## [Problem requirements]
Repeat each line exactly, leaving nothing out.
== == ==
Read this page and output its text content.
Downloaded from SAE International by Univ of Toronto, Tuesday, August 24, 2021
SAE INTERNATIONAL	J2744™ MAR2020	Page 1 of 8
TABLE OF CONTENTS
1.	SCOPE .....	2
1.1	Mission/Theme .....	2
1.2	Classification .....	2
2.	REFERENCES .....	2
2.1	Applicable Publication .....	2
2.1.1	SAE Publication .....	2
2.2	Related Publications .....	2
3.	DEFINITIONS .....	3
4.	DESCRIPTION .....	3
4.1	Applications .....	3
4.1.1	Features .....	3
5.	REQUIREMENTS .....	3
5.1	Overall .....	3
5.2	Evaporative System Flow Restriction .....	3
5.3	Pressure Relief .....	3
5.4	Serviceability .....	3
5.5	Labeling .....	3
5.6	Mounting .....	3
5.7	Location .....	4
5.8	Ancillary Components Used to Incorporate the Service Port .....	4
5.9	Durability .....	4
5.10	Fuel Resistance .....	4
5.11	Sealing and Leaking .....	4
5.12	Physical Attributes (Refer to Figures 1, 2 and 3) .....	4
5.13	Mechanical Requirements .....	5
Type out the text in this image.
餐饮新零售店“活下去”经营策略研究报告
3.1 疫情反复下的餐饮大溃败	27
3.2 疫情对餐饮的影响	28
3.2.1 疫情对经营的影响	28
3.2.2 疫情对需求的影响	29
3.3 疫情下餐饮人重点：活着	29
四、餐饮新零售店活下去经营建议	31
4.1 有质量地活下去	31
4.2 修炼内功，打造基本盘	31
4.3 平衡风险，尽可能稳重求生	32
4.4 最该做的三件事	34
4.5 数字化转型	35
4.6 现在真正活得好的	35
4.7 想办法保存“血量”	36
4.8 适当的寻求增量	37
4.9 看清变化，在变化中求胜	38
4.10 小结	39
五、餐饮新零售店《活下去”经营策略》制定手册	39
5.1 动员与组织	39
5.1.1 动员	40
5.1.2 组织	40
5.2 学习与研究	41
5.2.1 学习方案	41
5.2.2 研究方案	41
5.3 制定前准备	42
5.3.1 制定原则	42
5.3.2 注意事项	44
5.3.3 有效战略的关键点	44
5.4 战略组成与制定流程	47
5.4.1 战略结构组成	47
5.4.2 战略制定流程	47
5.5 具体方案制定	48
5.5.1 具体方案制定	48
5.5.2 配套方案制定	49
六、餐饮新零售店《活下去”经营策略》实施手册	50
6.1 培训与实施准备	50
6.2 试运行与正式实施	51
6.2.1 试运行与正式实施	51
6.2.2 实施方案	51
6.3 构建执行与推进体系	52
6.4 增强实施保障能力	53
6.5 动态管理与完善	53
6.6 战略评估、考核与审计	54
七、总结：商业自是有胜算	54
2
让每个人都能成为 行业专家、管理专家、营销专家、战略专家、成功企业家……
== == ==
## [Exercise solution]
Read this page and output its text content.
Downloaded from SAE International by Univ of Toronto, Tuesday, August 24, 2021
SAE INTERNATIONAL	J2744™ MAR2020	Page 1 of 8
TABLE OF CONTENTS
1.	SCOPE .....	2
1.1	Mission/Theme .....	2
1.2	Classification .....	2
2.	REFERENCES .....	2
2.1	Applicable Publication .....	2
2.1.1	SAE Publication .....	2
2.2	Related Publications .....	2
3.	DEFINITIONS .....	3
4.	DESCRIPTION .....	3
4.1	Applications .....	3
4.1.1	Features .....	3
5.	REQUIREMENTS .....	3
5.1	Overall .....	3
5.2	Evaporative System Flow Restriction .....	3
5.3	Pressure Relief .....	3
5.4	Serviceability .....	3
5.5	Labeling .....	3
5.6	Mounting .....	3
5.7	Location .....	4
5.8	Ancillary Components Used to Incorporate the Service Port .....	4
5.9	Durability .....	4
5.10	Fuel Resistance .....	4
5.11	Sealing and Leaking .....	4
5.12	Physical Attributes (Refer to Figures 1, 2 and 3) .....	4
5.13	Mechanical Requirements .....	5
Type out the text in this image.
餐饮新零售店“活下去”经营策略研究报告
3.1 疫情反复下的餐饮大溃败	27
3.2 疫情对餐饮的影响	28
3.2.1 疫情对经营的影响	28
3.2.2 疫情对需求的影响	29
3.3 疫情下餐饮人重点：活着	29
四、餐饮新零售店活下去经营建议	31
4.1 有质量地活下去	31
4.2 修炼内功，打造基本盘	31
4.3 平衡风险，尽可能稳重求生	32
4.4 最该做的三件事	34
4.5 数字化转型	35
4.6 现在真正活得好的	35
4.7 想办法保存“血量”	36
4.8 适当的寻求增量	37
4.9 看清变化，在变化中求胜	38
4.10 小结	39
五、餐饮新零售店《活下去”经营策略》制定手册	39
5.1 动员与组织	39
5.1.1 动员	40
5.1.2 组织	40
5.2 学习与研究	41
5.2.1 学习方案	41
5.2.2 研究方案	41
5.3 制定前准备	42
5.3.1 制定原则	42
5.3.2 注意事项	44
5.3.3 有效战略的关键点	44
5.4 战略组成与制定流程	47
5.4.1 战略结构组成	47
5.4.2 战略制定流程	47
5.5 具体方案制定	48
5.5.1 具体方案制定	48
5.5.2 配套方案制定	49
六、餐饮新零售店《活下去”经营策略》实施手册	50
6.1 培训与实施准备	50
6.2 试运行与正式实施	51
6.2.1 试运行与正式实施	51
6.2.2 实施方案	51
6.3 构建执行与推进体系	52
6.4 增强实施保障能力	53
6.5 动态管理与完善	53
6.6 战略评估、考核与审计	54
七、总结：商业自是有胜算	54
2
让每个人都能成为 行业专家、管理专家、营销专家、战略专家、成功企业家……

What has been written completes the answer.